Records from a collection
■ ■ ■

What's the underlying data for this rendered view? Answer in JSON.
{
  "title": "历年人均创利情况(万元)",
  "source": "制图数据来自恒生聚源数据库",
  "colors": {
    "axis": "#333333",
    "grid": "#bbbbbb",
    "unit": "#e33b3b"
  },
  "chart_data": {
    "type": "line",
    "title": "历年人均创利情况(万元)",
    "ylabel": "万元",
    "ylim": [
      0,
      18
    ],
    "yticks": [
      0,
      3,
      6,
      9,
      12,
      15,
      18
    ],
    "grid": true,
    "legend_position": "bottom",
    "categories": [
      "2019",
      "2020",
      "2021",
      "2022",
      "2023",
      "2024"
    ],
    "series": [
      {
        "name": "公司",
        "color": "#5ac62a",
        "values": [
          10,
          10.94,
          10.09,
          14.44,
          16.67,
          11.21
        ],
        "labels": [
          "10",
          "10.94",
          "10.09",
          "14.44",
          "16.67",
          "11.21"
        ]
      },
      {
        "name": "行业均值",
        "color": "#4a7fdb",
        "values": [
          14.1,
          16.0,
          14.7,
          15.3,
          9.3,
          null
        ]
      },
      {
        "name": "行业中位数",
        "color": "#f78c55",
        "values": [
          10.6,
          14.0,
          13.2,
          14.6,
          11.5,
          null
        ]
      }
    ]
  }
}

■ ■ ■

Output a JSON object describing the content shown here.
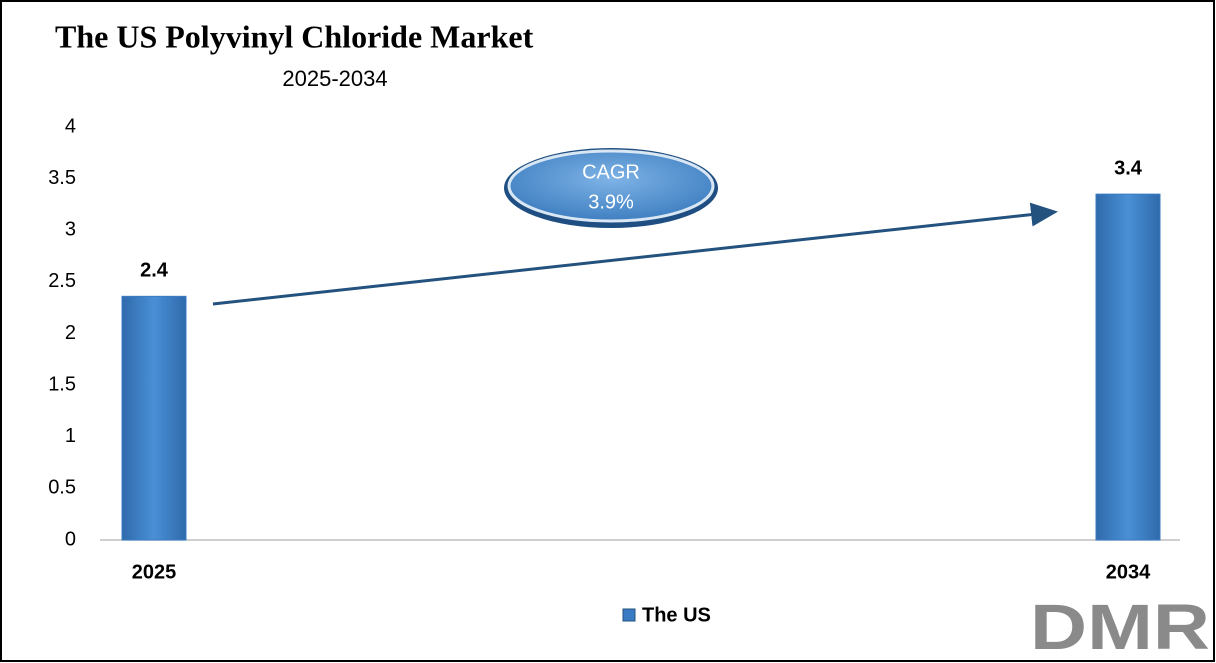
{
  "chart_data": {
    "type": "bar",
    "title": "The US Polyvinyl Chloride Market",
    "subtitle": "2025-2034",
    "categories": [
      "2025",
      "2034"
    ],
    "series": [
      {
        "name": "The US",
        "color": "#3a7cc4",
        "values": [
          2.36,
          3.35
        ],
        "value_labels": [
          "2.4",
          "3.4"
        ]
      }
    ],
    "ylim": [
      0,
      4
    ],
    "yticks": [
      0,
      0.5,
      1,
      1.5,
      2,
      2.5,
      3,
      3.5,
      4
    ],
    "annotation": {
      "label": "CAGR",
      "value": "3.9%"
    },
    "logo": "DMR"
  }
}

■ ■ ■

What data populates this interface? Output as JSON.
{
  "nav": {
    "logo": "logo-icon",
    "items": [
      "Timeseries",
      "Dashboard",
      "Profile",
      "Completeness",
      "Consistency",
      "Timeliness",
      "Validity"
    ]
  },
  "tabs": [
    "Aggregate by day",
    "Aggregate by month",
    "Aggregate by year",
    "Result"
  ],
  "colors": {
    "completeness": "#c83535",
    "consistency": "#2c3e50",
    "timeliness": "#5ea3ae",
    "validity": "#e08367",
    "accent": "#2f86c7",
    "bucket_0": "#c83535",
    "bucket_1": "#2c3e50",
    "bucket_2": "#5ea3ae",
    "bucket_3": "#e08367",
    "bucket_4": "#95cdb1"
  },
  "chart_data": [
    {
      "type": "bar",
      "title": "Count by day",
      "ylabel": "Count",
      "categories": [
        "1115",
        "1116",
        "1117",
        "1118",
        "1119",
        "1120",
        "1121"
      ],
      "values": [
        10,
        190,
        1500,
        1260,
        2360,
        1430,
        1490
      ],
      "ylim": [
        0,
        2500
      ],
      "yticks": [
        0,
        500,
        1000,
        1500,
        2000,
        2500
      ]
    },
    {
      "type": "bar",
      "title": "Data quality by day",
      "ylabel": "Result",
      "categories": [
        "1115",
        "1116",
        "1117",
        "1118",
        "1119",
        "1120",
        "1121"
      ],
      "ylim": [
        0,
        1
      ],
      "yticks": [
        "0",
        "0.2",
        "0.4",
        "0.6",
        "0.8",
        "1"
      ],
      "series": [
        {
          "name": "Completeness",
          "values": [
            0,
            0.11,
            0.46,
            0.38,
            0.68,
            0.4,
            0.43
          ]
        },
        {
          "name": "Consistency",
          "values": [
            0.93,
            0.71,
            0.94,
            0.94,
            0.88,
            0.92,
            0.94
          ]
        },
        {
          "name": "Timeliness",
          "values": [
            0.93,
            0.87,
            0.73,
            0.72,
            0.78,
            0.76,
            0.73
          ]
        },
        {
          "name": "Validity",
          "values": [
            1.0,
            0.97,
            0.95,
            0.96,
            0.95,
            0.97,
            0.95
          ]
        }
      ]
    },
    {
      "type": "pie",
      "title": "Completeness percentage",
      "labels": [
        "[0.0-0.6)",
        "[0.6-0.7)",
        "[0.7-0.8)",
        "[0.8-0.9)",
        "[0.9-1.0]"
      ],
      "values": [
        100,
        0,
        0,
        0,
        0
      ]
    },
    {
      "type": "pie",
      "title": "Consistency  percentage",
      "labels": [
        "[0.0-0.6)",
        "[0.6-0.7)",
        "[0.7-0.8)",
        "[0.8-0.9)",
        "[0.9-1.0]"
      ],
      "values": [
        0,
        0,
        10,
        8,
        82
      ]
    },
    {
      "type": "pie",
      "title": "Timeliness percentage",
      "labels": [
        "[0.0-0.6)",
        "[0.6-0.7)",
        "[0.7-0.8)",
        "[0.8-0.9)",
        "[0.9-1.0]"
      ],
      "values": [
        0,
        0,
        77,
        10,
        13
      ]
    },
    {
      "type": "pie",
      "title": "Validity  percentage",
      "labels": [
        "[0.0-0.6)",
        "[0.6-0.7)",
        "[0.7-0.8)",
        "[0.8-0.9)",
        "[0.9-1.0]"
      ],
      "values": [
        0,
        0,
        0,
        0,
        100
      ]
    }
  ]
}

■ ■ ■

◆ What is being asked:
Using the entries above, find all lines with "Aggregate". Copy them.

◆ Output for this exercise:
    "Aggregate by day",
    "Aggregate by month",
    "Aggregate by year",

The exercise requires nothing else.